Retyping the records exactly, down to the last line, is the whole job.

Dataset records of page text
↓
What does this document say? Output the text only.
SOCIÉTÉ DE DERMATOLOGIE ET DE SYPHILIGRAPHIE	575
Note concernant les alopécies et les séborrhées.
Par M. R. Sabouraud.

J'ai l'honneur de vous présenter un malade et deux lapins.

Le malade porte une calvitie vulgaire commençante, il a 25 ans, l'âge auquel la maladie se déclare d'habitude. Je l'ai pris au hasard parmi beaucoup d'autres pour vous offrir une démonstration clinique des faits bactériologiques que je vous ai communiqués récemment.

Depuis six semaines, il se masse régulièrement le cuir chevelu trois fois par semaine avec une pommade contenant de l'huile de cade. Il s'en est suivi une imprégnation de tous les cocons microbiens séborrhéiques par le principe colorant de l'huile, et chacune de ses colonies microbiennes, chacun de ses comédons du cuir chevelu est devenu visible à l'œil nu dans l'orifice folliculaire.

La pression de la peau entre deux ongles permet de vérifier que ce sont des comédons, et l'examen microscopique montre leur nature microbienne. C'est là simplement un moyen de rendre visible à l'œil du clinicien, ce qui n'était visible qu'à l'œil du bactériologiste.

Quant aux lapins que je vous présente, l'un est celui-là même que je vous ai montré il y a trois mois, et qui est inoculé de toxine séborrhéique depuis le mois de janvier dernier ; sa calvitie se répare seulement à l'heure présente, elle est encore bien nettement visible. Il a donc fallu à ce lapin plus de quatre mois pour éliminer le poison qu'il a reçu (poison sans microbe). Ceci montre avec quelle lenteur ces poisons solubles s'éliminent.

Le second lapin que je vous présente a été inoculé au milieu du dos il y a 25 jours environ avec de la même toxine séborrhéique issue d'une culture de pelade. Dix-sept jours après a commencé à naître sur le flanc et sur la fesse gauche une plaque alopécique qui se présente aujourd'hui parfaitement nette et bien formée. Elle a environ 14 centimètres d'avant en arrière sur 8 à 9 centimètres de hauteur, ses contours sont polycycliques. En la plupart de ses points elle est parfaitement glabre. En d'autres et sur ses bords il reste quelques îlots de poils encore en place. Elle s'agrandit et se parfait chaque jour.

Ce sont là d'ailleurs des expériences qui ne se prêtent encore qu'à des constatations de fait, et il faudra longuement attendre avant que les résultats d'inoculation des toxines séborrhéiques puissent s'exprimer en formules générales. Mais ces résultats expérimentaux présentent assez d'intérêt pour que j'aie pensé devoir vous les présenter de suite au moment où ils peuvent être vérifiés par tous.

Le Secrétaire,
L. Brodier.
↑
** Task result **
What does this document say? Output the text only.
SOCIÉTÉ DE DERMATOLOGIE ET DE SYPHILIGRAPHIE	575
Note concernant les alopécies et les séborrhées.
Par M. R. Sabouraud.

J'ai l'honneur de vous présenter un malade et deux lapins.

Le malade porte une calvitie vulgaire commençante, il a 25 ans, l'âge auquel la maladie se déclare d'habitude. Je l'ai pris au hasard parmi beaucoup d'autres pour vous offrir une démonstration clinique des faits bactériologiques que je vous ai communiqués récemment.

Depuis six semaines, il se masse régulièrement le cuir chevelu trois fois par semaine avec une pommade contenant de l'huile de cade. Il s'en est suivi une imprégnation de tous les cocons microbiens séborrhéiques par le principe colorant de l'huile, et chacune de ses colonies microbiennes, chacun de ses comédons du cuir chevelu est devenu visible à l'œil nu dans l'orifice folliculaire.

La pression de la peau entre deux ongles permet de vérifier que ce sont des comédons, et l'examen microscopique montre leur nature microbienne. C'est là simplement un moyen de rendre visible à l'œil du clinicien, ce qui n'était visible qu'à l'œil du bactériologiste.

Quant aux lapins que je vous présente, l'un est celui-là même que je vous ai montré il y a trois mois, et qui est inoculé de toxine séborrhéique depuis le mois de janvier dernier ; sa calvitie se répare seulement à l'heure présente, elle est encore bien nettement visible. Il a donc fallu à ce lapin plus de quatre mois pour éliminer le poison qu'il a reçu (poison sans microbe). Ceci montre avec quelle lenteur ces poisons solubles s'éliminent.

Le second lapin que je vous présente a été inoculé au milieu du dos il y a 25 jours environ avec de la même toxine séborrhéique issue d'une culture de pelade. Dix-sept jours après a commencé à naître sur le flanc et sur la fesse gauche une plaque alopécique qui se présente aujourd'hui parfaitement nette et bien formée. Elle a environ 14 centimètres d'avant en arrière sur 8 à 9 centimètres de hauteur, ses contours sont polycycliques. En la plupart de ses points elle est parfaitement glabre. En d'autres et sur ses bords il reste quelques îlots de poils encore en place. Elle s'agrandit et se parfait chaque jour.

Ce sont là d'ailleurs des expériences qui ne se prêtent encore qu'à des constatations de fait, et il faudra longuement attendre avant que les résultats d'inoculation des toxines séborrhéiques puissent s'exprimer en formules générales. Mais ces résultats expérimentaux présentent assez d'intérêt pour que j'aie pensé devoir vous les présenter de suite au moment où ils peuvent être vérifiés par tous.

Le Secrétaire,
L. Brodier.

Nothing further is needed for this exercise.